In the entries below, find the lines that contain the word "UNIVERSIDAD" and copy them.

....

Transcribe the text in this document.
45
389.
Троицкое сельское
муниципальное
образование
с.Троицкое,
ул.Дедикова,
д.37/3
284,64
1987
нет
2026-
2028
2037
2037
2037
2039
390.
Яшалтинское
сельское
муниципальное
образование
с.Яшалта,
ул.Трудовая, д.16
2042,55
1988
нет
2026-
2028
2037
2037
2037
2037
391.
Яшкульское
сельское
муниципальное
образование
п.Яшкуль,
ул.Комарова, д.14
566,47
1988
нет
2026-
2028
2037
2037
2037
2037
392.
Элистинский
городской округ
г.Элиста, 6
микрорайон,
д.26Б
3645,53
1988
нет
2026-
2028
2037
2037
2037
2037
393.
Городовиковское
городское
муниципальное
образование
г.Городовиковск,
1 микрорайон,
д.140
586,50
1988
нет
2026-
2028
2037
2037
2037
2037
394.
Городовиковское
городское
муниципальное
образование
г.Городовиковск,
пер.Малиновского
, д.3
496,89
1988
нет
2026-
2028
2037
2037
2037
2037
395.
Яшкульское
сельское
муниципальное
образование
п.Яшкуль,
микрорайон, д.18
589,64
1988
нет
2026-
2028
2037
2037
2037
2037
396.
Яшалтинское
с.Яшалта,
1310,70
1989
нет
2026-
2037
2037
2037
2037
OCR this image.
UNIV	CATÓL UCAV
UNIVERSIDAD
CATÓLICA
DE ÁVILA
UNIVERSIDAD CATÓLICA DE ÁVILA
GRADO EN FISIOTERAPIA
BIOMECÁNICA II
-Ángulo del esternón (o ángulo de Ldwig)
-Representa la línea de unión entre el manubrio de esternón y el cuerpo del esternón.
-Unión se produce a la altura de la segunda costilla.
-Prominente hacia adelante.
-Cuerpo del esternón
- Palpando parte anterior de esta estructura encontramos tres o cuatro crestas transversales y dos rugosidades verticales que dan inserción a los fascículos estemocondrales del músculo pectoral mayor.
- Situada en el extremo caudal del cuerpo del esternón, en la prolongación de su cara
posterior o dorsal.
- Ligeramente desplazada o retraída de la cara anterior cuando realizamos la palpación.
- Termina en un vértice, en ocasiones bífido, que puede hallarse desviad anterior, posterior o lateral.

....

> [Task result]:
UNIVERSIDAD
UNIVERSIDAD CATÓLICA DE ÁVILA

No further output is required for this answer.